**Job:** Repeat every record exactly, but keep images out of the copy.

**Given entries:**
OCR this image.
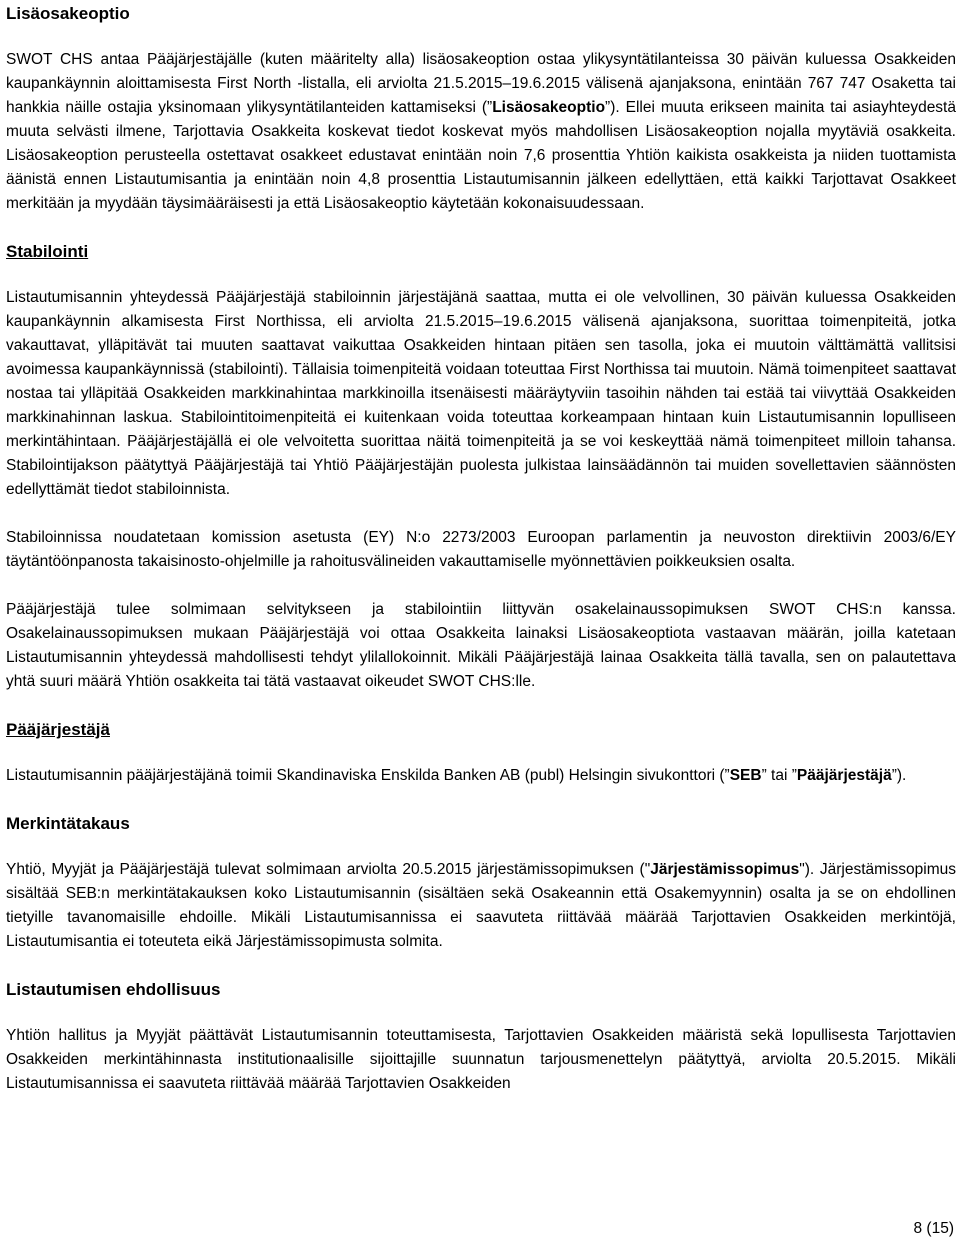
Lisäosakeoptio

SWOT CHS antaa Pääjärjestäjälle (kuten määritelty alla) lisäosakeoption ostaa ylikysyntätilanteissa 30 päivän kuluessa Osakkeiden kaupankäynnin aloittamisesta First North -listalla, eli arviolta 21.5.2015–19.6.2015 välisenä ajanjaksona, enintään 767 747 Osaketta tai hankkia näille ostajia yksinomaan ylikysyntätilanteiden kattamiseksi (”Lisäosakeoptio”). Ellei muuta erikseen mainita tai asiayhteydestä muuta selvästi ilmene, Tarjottavia Osakkeita koskevat tiedot koskevat myös mahdollisen Lisäosakeoption nojalla myytäviä osakkeita. Lisäosakeoption perusteella ostettavat osakkeet edustavat enintään noin 7,6 prosenttia Yhtiön kaikista osakkeista ja niiden tuottamista äänistä ennen Listautumisantia ja enintään noin 4,8 prosenttia Listautumisannin jälkeen edellyttäen, että kaikki Tarjottavat Osakkeet merkitään ja myydään täysimääräisesti ja että Lisäosakeoptio käytetään kokonaisuudessaan.

Stabilointi

Listautumisannin yhteydessä Pääjärjestäjä stabiloinnin järjestäjänä saattaa, mutta ei ole velvollinen, 30 päivän kuluessa Osakkeiden kaupankäynnin alkamisesta First Northissa, eli arviolta 21.5.2015–19.6.2015 välisenä ajanjaksona, suorittaa toimenpiteitä, jotka vakauttavat, ylläpitävät tai muuten saattavat vaikuttaa Osakkeiden hintaan pitäen sen tasolla, joka ei muutoin välttämättä vallitsisi avoimessa kaupankäynnissä (stabilointi). Tällaisia toimenpiteitä voidaan toteuttaa First Northissa tai muutoin. Nämä toimenpiteet saattavat nostaa tai ylläpitää Osakkeiden markkinahintaa markkinoilla itsenäisesti määräytyviin tasoihin nähden tai estää tai viivyttää Osakkeiden markkinahinnan laskua. Stabilointitoimenpiteitä ei kuitenkaan voida toteuttaa korkeampaan hintaan kuin Listautumisannin lopulliseen merkintähintaan. Pääjärjestäjällä ei ole velvoitetta suorittaa näitä toimenpiteitä ja se voi keskeyttää nämä toimenpiteet milloin tahansa. Stabilointijakson päätyttyä Pääjärjestäjä tai Yhtiö Pääjärjestäjän puolesta julkistaa lainsäädännön tai muiden sovellettavien säännösten edellyttämät tiedot stabiloinnista.

Stabiloinnissa noudatetaan komission asetusta (EY) N:o 2273/2003 Euroopan parlamentin ja neuvoston direktiivin 2003/6/EY täytäntöönpanosta takaisinosto-ohjelmille ja rahoitusvälineiden vakauttamiselle myönnettävien poikkeuksien osalta.

Pääjärjestäjä tulee solmimaan selvitykseen ja stabilointiin liittyvän osakelainaussopimuksen SWOT CHS:n kanssa. Osakelainaussopimuksen mukaan Pääjärjestäjä voi ottaa Osakkeita lainaksi Lisäosakeoptiota vastaavan määrän, joilla katetaan Listautumisannin yhteydessä mahdollisesti tehdyt ylilallokoinnit. Mikäli Pääjärjestäjä lainaa Osakkeita tällä tavalla, sen on palautettava yhtä suuri määrä Yhtiön osakkeita tai tätä vastaavat oikeudet SWOT CHS:lle.

Pääjärjestäjä

Listautumisannin pääjärjestäjänä toimii Skandinaviska Enskilda Banken AB (publ) Helsingin sivukonttori (”SEB” tai ”Pääjärjestäjä”).

Merkintätakaus

Yhtiö, Myyjät ja Pääjärjestäjä tulevat solmimaan arviolta 20.5.2015 järjestämissopimuksen ("Järjestämissopimus"). Järjestämissopimus sisältää SEB:n merkintätakauksen koko Listautumisannin (sisältäen sekä Osakeannin että Osakemyynnin) osalta ja se on ehdollinen tietyille tavanomaisille ehdoille. Mikäli Listautumisannissa ei saavuteta riittävää määrää Tarjottavien Osakkeiden merkintöjä, Listautumisantia ei toteuteta eikä Järjestämissopimusta solmita.

Listautumisen ehdollisuus

Yhtiön hallitus ja Myyjät päättävät Listautumisannin toteuttamisesta, Tarjottavien Osakkeiden määristä sekä lopullisesta Tarjottavien Osakkeiden merkintähinnasta institutionaalisille sijoittajille suunnatun tarjousmenettelyn päätyttyä, arviolta 20.5.2015. Mikäli Listautumisannissa ei saavuteta riittävää määrää Tarjottavien Osakkeiden

8 (15)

**Answer for the task:**
OCR this image.
Lisäosakeoptio

SWOT CHS antaa Pääjärjestäjälle (kuten määritelty alla) lisäosakeoption ostaa ylikysyntätilanteissa 30 päivän kuluessa Osakkeiden kaupankäynnin aloittamisesta First North -listalla, eli arviolta 21.5.2015–19.6.2015 välisenä ajanjaksona, enintään 767 747 Osaketta tai hankkia näille ostajia yksinomaan ylikysyntätilanteiden kattamiseksi (”Lisäosakeoptio”). Ellei muuta erikseen mainita tai asiayhteydestä muuta selvästi ilmene, Tarjottavia Osakkeita koskevat tiedot koskevat myös mahdollisen Lisäosakeoption nojalla myytäviä osakkeita. Lisäosakeoption perusteella ostettavat osakkeet edustavat enintään noin 7,6 prosenttia Yhtiön kaikista osakkeista ja niiden tuottamista äänistä ennen Listautumisantia ja enintään noin 4,8 prosenttia Listautumisannin jälkeen edellyttäen, että kaikki Tarjottavat Osakkeet merkitään ja myydään täysimääräisesti ja että Lisäosakeoptio käytetään kokonaisuudessaan.

Stabilointi

Listautumisannin yhteydessä Pääjärjestäjä stabiloinnin järjestäjänä saattaa, mutta ei ole velvollinen, 30 päivän kuluessa Osakkeiden kaupankäynnin alkamisesta First Northissa, eli arviolta 21.5.2015–19.6.2015 välisenä ajanjaksona, suorittaa toimenpiteitä, jotka vakauttavat, ylläpitävät tai muuten saattavat vaikuttaa Osakkeiden hintaan pitäen sen tasolla, joka ei muutoin välttämättä vallitsisi avoimessa kaupankäynnissä (stabilointi). Tällaisia toimenpiteitä voidaan toteuttaa First Northissa tai muutoin. Nämä toimenpiteet saattavat nostaa tai ylläpitää Osakkeiden markkinahintaa markkinoilla itsenäisesti määräytyviin tasoihin nähden tai estää tai viivyttää Osakkeiden markkinahinnan laskua. Stabilointitoimenpiteitä ei kuitenkaan voida toteuttaa korkeampaan hintaan kuin Listautumisannin lopulliseen merkintähintaan. Pääjärjestäjällä ei ole velvoitetta suorittaa näitä toimenpiteitä ja se voi keskeyttää nämä toimenpiteet milloin tahansa. Stabilointijakson päätyttyä Pääjärjestäjä tai Yhtiö Pääjärjestäjän puolesta julkistaa lainsäädännön tai muiden sovellettavien säännösten edellyttämät tiedot stabiloinnista.

Stabiloinnissa noudatetaan komission asetusta (EY) N:o 2273/2003 Euroopan parlamentin ja neuvoston direktiivin 2003/6/EY täytäntöönpanosta takaisinosto-ohjelmille ja rahoitusvälineiden vakauttamiselle myönnettävien poikkeuksien osalta.

Pääjärjestäjä tulee solmimaan selvitykseen ja stabilointiin liittyvän osakelainaussopimuksen SWOT CHS:n kanssa. Osakelainaussopimuksen mukaan Pääjärjestäjä voi ottaa Osakkeita lainaksi Lisäosakeoptiota vastaavan määrän, joilla katetaan Listautumisannin yhteydessä mahdollisesti tehdyt ylilallokoinnit. Mikäli Pääjärjestäjä lainaa Osakkeita tällä tavalla, sen on palautettava yhtä suuri määrä Yhtiön osakkeita tai tätä vastaavat oikeudet SWOT CHS:lle.

Pääjärjestäjä

Listautumisannin pääjärjestäjänä toimii Skandinaviska Enskilda Banken AB (publ) Helsingin sivukonttori (”SEB” tai ”Pääjärjestäjä”).

Merkintätakaus

Yhtiö, Myyjät ja Pääjärjestäjä tulevat solmimaan arviolta 20.5.2015 järjestämissopimuksen ("Järjestämissopimus"). Järjestämissopimus sisältää SEB:n merkintätakauksen koko Listautumisannin (sisältäen sekä Osakeannin että Osakemyynnin) osalta ja se on ehdollinen tietyille tavanomaisille ehdoille. Mikäli Listautumisannissa ei saavuteta riittävää määrää Tarjottavien Osakkeiden merkintöjä, Listautumisantia ei toteuteta eikä Järjestämissopimusta solmita.

Listautumisen ehdollisuus

Yhtiön hallitus ja Myyjät päättävät Listautumisannin toteuttamisesta, Tarjottavien Osakkeiden määristä sekä lopullisesta Tarjottavien Osakkeiden merkintähinnasta institutionaalisille sijoittajille suunnatun tarjousmenettelyn päätyttyä, arviolta 20.5.2015. Mikäli Listautumisannissa ei saavuteta riittävää määrää Tarjottavien Osakkeiden

8 (15)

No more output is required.